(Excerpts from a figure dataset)
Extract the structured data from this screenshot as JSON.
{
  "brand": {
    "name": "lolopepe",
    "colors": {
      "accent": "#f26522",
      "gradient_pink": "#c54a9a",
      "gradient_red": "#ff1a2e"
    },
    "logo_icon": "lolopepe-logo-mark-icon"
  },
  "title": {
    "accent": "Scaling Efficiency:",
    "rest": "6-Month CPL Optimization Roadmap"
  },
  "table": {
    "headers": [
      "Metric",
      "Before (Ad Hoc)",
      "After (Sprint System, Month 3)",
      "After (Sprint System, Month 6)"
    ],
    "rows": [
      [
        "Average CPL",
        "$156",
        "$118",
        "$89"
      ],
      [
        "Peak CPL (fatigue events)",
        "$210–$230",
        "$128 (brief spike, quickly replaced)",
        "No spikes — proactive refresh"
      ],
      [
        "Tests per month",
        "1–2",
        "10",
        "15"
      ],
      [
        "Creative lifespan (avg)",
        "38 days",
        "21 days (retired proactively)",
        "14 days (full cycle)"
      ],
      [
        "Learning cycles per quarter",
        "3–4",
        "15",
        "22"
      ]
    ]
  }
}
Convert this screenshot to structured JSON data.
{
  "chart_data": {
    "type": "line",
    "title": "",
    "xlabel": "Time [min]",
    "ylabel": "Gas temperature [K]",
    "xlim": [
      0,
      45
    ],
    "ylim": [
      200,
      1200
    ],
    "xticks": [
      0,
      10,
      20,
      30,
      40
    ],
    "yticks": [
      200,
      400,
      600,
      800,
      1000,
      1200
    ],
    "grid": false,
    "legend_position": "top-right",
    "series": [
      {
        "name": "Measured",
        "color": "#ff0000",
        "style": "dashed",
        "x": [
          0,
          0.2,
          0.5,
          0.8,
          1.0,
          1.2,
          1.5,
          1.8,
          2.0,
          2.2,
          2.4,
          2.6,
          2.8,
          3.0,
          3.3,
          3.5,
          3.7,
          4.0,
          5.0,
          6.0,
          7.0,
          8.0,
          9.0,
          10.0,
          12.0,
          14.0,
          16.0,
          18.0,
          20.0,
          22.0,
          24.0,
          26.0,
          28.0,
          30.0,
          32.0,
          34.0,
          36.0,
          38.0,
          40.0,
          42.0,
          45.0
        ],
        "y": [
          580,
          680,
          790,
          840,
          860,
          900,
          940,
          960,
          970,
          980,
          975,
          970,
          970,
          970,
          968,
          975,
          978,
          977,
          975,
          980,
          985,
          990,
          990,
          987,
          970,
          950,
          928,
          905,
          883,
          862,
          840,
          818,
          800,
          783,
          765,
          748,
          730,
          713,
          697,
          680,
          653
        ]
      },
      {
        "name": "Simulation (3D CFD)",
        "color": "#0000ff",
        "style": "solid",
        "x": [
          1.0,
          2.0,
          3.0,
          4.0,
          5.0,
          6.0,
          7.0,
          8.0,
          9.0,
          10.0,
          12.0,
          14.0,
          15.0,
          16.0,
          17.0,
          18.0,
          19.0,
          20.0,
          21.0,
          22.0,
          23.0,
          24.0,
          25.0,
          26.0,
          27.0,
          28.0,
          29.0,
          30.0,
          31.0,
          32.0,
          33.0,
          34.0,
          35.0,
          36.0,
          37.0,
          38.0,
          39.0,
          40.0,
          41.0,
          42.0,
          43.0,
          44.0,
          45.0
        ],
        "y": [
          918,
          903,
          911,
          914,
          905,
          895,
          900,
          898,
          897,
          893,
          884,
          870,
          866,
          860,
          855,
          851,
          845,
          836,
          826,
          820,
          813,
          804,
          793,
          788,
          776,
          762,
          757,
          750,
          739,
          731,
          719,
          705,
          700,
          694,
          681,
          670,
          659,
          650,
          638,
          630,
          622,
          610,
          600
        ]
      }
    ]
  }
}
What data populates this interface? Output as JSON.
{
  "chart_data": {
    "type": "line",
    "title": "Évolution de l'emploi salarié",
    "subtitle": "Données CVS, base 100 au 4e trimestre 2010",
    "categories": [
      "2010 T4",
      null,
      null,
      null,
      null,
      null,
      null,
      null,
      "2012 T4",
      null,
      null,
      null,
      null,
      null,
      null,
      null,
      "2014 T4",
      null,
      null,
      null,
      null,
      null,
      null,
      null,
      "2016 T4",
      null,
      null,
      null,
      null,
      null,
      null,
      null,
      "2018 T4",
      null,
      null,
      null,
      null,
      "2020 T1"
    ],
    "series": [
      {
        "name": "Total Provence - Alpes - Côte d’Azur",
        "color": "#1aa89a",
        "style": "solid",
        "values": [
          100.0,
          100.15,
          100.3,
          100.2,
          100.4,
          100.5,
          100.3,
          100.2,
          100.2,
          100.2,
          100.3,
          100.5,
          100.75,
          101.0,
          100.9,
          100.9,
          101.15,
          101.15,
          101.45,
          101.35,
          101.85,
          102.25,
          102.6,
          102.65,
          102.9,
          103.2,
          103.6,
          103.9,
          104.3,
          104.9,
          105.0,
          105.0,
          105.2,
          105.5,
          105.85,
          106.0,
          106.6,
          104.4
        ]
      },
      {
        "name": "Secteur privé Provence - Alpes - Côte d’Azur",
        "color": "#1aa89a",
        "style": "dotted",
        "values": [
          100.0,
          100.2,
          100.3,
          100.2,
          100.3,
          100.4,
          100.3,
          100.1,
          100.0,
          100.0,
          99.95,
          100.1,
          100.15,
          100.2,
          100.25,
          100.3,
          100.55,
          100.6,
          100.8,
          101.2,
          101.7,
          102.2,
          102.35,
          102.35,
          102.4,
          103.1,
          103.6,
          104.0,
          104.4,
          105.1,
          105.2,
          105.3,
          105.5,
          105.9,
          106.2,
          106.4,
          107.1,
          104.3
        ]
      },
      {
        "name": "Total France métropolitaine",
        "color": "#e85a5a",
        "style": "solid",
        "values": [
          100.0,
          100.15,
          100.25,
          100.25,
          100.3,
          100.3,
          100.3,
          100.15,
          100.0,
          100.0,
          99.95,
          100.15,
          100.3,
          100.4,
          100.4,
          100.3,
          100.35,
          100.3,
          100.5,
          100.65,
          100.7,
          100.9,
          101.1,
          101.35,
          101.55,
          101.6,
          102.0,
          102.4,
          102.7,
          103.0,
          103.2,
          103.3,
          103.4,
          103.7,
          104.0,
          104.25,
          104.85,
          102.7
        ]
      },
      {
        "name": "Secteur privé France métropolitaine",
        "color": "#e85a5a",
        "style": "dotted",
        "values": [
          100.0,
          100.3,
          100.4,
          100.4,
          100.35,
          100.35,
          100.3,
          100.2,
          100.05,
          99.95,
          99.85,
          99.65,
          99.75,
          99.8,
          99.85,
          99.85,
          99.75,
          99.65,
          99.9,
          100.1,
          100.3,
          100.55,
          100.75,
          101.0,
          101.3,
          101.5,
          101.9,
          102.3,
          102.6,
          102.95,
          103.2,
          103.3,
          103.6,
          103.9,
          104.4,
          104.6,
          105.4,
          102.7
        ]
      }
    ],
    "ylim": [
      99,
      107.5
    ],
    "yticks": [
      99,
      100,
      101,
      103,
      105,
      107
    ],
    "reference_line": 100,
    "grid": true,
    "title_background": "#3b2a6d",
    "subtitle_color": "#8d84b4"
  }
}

Requirements -
Type out the full listing again, exactly as given.

The output -
Extract the structured data from this screenshot as JSON.
{
  "brand": {
    "name": "lolopepe",
    "colors": {
      "accent": "#f26522",
      "gradient_pink": "#c54a9a",
      "gradient_red": "#ff1a2e"
    },
    "logo_icon": "lolopepe-logo-mark-icon"
  },
  "title": {
    "accent": "Scaling Efficiency:",
    "rest": "6-Month CPL Optimization Roadmap"
  },
  "table": {
    "headers": [
      "Metric",
      "Before (Ad Hoc)",
      "After (Sprint System, Month 3)",
      "After (Sprint System, Month 6)"
    ],
    "rows": [
      [
        "Average CPL",
        "$156",
        "$118",
        "$89"
      ],
      [
        "Peak CPL (fatigue events)",
        "$210–$230",
        "$128 (brief spike, quickly replaced)",
        "No spikes — proactive refresh"
      ],
      [
        "Tests per month",
        "1–2",
        "10",
        "15"
      ],
      [
        "Creative lifespan (avg)",
        "38 days",
        "21 days (retired proactively)",
        "14 days (full cycle)"
      ],
      [
        "Learning cycles per quarter",
        "3–4",
        "15",
        "22"
      ]
    ]
  }
}
Convert this screenshot to structured JSON data.
{
  "chart_data": {
    "type": "line",
    "title": "",
    "xlabel": "Time [min]",
    "ylabel": "Gas temperature [K]",
    "xlim": [
      0,
      45
    ],
    "ylim": [
      200,
      1200
    ],
    "xticks": [
      0,
      10,
      20,
      30,
      40
    ],
    "yticks": [
      200,
      400,
      600,
      800,
      1000,
      1200
    ],
    "grid": false,
    "legend_position": "top-right",
    "series": [
      {
        "name": "Measured",
        "color": "#ff0000",
        "style": "dashed",
        "x": [
          0,
          0.2,
          0.5,
          0.8,
          1.0,
          1.2,
          1.5,
          1.8,
          2.0,
          2.2,
          2.4,
          2.6,
          2.8,
          3.0,
          3.3,
          3.5,
          3.7,
          4.0,
          5.0,
          6.0,
          7.0,
          8.0,
          9.0,
          10.0,
          12.0,
          14.0,
          16.0,
          18.0,
          20.0,
          22.0,
          24.0,
          26.0,
          28.0,
          30.0,
          32.0,
          34.0,
          36.0,
          38.0,
          40.0,
          42.0,
          45.0
        ],
        "y": [
          580,
          680,
          790,
          840,
          860,
          900,
          940,
          960,
          970,
          980,
          975,
          970,
          970,
          970,
          968,
          975,
          978,
          977,
          975,
          980,
          985,
          990,
          990,
          987,
          970,
          950,
          928,
          905,
          883,
          862,
          840,
          818,
          800,
          783,
          765,
          748,
          730,
          713,
          697,
          680,
          653
        ]
      },
      {
        "name": "Simulation (3D CFD)",
        "color": "#0000ff",
        "style": "solid",
        "x": [
          1.0,
          2.0,
          3.0,
          4.0,
          5.0,
          6.0,
          7.0,
          8.0,
          9.0,
          10.0,
          12.0,
          14.0,
          15.0,
          16.0,
          17.0,
          18.0,
          19.0,
          20.0,
          21.0,
          22.0,
          23.0,
          24.0,
          25.0,
          26.0,
          27.0,
          28.0,
          29.0,
          30.0,
          31.0,
          32.0,
          33.0,
          34.0,
          35.0,
          36.0,
          37.0,
          38.0,
          39.0,
          40.0,
          41.0,
          42.0,
          43.0,
          44.0,
          45.0
        ],
        "y": [
          918,
          903,
          911,
          914,
          905,
          895,
          900,
          898,
          897,
          893,
          884,
          870,
          866,
          860,
          855,
          851,
          845,
          836,
          826,
          820,
          813,
          804,
          793,
          788,
          776,
          762,
          757,
          750,
          739,
          731,
          719,
          705,
          700,
          694,
          681,
          670,
          659,
          650,
          638,
          630,
          622,
          610,
          600
        ]
      }
    ]
  }
}
What data populates this interface? Output as JSON.
{
  "chart_data": {
    "type": "line",
    "title": "Évolution de l'emploi salarié",
    "subtitle": "Données CVS, base 100 au 4e trimestre 2010",
    "categories": [
      "2010 T4",
      null,
      null,
      null,
      null,
      null,
      null,
      null,
      "2012 T4",
      null,
      null,
      null,
      null,
      null,
      null,
      null,
      "2014 T4",
      null,
      null,
      null,
      null,
      null,
      null,
      null,
      "2016 T4",
      null,
      null,
      null,
      null,
      null,
      null,
      null,
      "2018 T4",
      null,
      null,
      null,
      null,
      "2020 T1"
    ],
    "series": [
      {
        "name": "Total Provence - Alpes - Côte d’Azur",
        "color": "#1aa89a",
        "style": "solid",
        "values": [
          100.0,
          100.15,
          100.3,
          100.2,
          100.4,
          100.5,
          100.3,
          100.2,
          100.2,
          100.2,
          100.3,
          100.5,
          100.75,
          101.0,
          100.9,
          100.9,
          101.15,
          101.15,
          101.45,
          101.35,
          101.85,
          102.25,
          102.6,
          102.65,
          102.9,
          103.2,
          103.6,
          103.9,
          104.3,
          104.9,
          105.0,
          105.0,
          105.2,
          105.5,
          105.85,
          106.0,
          106.6,
          104.4
        ]
      },
      {
        "name": "Secteur privé Provence - Alpes - Côte d’Azur",
        "color": "#1aa89a",
        "style": "dotted",
        "values": [
          100.0,
          100.2,
          100.3,
          100.2,
          100.3,
          100.4,
          100.3,
          100.1,
          100.0,
          100.0,
          99.95,
          100.1,
          100.15,
          100.2,
          100.25,
          100.3,
          100.55,
          100.6,
          100.8,
          101.2,
          101.7,
          102.2,
          102.35,
          102.35,
          102.4,
          103.1,
          103.6,
          104.0,
          104.4,
          105.1,
          105.2,
          105.3,
          105.5,
          105.9,
          106.2,
          106.4,
          107.1,
          104.3
        ]
      },
      {
        "name": "Total France métropolitaine",
        "color": "#e85a5a",
        "style": "solid",
        "values": [
          100.0,
          100.15,
          100.25,
          100.25,
          100.3,
          100.3,
          100.3,
          100.15,
          100.0,
          100.0,
          99.95,
          100.15,
          100.3,
          100.4,
          100.4,
          100.3,
          100.35,
          100.3,
          100.5,
          100.65,
          100.7,
          100.9,
          101.1,
          101.35,
          101.55,
          101.6,
          102.0,
          102.4,
          102.7,
          103.0,
          103.2,
          103.3,
          103.4,
          103.7,
          104.0,
          104.25,
          104.85,
          102.7
        ]
      },
      {
        "name": "Secteur privé France métropolitaine",
        "color": "#e85a5a",
        "style": "dotted",
        "values": [
          100.0,
          100.3,
          100.4,
          100.4,
          100.35,
          100.35,
          100.3,
          100.2,
          100.05,
          99.95,
          99.85,
          99.65,
          99.75,
          99.8,
          99.85,
          99.85,
          99.75,
          99.65,
          99.9,
          100.1,
          100.3,
          100.55,
          100.75,
          101.0,
          101.3,
          101.5,
          101.9,
          102.3,
          102.6,
          102.95,
          103.2,
          103.3,
          103.6,
          103.9,
          104.4,
          104.6,
          105.4,
          102.7
        ]
      }
    ],
    "ylim": [
      99,
      107.5
    ],
    "yticks": [
      99,
      100,
      101,
      103,
      105,
      107
    ],
    "reference_line": 100,
    "grid": true,
    "title_background": "#3b2a6d",
    "subtitle_color": "#8d84b4"
  }
}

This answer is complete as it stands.